Exercise instructions: Copy out each line below that has the word "Certified" in it.

⁂

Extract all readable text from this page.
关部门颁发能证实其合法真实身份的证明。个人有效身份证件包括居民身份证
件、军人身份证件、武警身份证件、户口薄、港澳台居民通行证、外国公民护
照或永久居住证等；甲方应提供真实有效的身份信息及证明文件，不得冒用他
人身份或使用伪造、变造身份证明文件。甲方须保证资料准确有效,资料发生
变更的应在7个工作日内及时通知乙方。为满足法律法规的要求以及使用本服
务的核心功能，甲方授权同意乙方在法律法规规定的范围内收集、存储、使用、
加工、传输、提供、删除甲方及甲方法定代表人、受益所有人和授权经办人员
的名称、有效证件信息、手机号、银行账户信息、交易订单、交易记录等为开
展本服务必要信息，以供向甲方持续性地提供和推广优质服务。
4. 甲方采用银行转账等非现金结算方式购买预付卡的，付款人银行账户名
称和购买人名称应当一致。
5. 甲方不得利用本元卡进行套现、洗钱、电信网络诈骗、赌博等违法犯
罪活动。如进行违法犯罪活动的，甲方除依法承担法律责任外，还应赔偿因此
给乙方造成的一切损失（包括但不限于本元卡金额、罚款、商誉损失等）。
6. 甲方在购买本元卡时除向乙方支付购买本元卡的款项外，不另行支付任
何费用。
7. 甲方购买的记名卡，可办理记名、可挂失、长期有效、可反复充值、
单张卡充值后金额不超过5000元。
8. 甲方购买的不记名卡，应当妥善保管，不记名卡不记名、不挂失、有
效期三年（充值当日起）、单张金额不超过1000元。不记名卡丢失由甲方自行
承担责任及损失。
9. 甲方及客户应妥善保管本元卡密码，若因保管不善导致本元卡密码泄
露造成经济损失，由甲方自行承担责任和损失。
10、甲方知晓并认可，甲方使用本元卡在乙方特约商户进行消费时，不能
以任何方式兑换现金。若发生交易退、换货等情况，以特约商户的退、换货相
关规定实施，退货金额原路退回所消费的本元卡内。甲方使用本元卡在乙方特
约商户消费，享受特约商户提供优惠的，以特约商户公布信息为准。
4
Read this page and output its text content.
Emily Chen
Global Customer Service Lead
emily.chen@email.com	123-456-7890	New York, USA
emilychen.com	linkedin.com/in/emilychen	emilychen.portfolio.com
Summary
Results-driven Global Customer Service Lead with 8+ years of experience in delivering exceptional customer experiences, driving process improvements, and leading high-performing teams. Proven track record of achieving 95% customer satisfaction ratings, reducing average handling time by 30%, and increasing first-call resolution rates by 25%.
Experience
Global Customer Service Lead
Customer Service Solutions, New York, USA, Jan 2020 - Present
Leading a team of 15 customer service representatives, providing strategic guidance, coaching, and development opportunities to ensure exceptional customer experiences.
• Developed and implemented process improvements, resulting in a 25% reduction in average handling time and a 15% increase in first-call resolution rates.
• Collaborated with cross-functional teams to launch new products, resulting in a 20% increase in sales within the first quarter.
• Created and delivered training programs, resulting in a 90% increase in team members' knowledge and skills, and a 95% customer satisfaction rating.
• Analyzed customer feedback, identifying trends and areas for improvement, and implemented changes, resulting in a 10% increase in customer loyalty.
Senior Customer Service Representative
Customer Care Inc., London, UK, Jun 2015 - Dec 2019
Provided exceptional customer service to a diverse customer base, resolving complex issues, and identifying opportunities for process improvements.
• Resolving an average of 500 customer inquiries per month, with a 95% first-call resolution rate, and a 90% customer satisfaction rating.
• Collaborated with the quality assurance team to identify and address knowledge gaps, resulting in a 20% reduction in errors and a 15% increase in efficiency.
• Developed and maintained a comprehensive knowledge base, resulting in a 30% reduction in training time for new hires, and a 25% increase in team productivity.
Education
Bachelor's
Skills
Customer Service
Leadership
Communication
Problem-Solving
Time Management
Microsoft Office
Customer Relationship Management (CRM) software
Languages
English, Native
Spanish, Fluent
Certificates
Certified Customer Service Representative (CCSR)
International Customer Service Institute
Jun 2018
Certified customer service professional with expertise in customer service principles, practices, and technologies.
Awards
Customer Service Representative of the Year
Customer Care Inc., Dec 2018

⁂

Expected answer:
Certified Customer Service Representative (CCSR)
Certified customer service professional with expertise in customer service principles, practices, and technologies.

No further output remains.